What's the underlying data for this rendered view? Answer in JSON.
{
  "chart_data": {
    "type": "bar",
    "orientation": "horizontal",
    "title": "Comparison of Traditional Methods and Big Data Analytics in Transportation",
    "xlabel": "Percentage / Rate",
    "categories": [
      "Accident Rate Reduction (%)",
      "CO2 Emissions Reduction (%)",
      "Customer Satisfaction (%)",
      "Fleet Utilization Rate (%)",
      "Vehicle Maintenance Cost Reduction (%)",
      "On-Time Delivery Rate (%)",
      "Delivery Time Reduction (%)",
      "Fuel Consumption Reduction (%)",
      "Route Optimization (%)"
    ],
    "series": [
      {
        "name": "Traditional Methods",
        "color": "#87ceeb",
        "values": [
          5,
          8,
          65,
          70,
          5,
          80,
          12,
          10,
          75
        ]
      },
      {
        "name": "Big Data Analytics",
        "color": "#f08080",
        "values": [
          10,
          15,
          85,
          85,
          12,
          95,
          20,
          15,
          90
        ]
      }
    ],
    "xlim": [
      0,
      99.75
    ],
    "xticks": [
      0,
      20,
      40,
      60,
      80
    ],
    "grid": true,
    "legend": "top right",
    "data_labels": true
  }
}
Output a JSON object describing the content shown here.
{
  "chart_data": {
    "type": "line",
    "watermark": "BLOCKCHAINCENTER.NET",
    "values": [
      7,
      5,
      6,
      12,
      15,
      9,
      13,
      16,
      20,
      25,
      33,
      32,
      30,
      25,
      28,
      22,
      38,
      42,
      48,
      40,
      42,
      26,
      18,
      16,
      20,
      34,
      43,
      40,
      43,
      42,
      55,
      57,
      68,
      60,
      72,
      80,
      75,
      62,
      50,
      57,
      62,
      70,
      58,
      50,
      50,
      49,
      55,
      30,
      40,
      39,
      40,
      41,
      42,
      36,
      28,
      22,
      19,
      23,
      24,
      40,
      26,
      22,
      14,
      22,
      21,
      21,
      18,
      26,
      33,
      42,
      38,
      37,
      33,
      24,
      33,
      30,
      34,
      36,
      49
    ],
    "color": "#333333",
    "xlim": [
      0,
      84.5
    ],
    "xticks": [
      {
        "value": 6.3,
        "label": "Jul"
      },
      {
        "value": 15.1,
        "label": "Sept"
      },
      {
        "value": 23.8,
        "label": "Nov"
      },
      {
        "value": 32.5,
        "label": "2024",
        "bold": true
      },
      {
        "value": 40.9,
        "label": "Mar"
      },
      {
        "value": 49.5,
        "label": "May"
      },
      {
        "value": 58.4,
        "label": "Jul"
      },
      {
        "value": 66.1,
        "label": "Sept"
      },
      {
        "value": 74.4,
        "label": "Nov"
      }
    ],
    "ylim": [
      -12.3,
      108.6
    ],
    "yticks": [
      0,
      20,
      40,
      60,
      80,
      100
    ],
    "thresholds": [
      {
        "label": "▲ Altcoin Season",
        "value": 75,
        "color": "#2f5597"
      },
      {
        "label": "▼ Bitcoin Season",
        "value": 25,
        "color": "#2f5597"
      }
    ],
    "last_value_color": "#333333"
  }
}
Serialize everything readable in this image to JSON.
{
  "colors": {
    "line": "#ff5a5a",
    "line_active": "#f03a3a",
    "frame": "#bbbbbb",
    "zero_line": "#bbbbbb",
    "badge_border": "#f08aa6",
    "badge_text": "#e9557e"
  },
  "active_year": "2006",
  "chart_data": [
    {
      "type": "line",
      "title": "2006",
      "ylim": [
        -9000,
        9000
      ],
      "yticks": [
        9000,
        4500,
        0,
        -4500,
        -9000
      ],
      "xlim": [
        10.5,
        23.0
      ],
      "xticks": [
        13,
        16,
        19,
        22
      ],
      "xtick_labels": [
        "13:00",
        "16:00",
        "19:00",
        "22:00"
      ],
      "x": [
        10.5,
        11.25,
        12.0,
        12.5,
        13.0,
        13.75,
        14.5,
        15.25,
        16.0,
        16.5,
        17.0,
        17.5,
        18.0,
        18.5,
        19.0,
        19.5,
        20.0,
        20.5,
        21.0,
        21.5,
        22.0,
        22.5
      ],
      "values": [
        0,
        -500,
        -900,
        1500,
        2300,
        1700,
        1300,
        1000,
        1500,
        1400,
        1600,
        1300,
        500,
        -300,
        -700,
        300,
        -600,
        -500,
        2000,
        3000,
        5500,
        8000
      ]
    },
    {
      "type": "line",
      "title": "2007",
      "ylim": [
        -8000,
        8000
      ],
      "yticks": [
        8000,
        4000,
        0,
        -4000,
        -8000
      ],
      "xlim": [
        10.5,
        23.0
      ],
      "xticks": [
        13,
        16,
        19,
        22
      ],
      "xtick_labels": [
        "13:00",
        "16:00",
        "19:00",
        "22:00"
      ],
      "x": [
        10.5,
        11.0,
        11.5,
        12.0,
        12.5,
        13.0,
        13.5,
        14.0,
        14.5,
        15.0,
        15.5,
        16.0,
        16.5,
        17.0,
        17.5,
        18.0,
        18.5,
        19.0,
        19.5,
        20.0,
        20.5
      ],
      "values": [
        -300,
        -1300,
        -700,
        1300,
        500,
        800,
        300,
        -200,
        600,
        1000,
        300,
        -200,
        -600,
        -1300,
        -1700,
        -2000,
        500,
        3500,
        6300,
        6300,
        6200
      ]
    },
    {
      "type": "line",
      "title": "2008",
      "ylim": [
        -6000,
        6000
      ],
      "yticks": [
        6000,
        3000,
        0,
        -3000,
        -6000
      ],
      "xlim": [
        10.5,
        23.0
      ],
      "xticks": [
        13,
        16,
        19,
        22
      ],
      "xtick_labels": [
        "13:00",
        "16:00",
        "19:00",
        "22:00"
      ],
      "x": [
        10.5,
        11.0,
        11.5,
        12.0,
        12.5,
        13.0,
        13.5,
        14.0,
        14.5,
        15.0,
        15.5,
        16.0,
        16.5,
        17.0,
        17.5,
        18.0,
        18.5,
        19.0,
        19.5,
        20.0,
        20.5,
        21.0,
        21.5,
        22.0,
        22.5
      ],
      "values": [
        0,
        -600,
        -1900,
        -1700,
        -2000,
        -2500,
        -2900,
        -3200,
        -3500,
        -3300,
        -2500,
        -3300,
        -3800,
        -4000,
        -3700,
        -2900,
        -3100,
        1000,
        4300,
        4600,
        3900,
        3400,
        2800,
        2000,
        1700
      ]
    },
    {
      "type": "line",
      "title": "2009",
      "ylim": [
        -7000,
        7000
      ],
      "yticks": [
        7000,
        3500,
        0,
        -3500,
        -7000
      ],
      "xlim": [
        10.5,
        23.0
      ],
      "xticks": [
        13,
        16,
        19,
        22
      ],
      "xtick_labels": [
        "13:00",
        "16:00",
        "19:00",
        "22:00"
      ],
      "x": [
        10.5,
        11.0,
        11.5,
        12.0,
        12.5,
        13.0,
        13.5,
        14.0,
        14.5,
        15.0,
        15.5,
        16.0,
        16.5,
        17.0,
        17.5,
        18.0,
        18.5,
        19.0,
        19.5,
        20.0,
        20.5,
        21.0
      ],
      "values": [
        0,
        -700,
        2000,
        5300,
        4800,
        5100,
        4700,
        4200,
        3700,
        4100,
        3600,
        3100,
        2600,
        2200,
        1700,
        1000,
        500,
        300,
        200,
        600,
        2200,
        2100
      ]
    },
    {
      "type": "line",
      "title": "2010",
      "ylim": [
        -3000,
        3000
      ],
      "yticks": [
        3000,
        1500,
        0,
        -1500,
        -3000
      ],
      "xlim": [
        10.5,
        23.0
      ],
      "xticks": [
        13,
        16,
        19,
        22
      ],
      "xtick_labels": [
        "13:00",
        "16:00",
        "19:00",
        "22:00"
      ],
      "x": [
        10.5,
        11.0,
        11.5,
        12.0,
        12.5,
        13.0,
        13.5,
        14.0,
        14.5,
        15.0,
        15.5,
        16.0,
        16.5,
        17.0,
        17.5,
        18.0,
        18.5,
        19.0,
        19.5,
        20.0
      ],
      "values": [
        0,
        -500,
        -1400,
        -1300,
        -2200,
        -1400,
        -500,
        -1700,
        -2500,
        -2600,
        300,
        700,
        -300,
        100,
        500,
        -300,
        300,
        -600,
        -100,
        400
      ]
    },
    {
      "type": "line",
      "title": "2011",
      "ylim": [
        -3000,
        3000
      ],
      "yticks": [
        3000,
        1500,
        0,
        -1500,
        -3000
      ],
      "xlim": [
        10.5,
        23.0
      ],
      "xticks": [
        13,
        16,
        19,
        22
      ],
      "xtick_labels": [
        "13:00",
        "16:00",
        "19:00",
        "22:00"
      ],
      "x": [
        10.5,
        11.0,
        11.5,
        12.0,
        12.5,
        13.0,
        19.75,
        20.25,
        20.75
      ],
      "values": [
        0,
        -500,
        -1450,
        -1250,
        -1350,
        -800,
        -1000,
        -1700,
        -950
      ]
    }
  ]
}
_ _ _ _
List all lines where "true" occurs.

    "grid": true,
    "data_labels": true
        "bold": true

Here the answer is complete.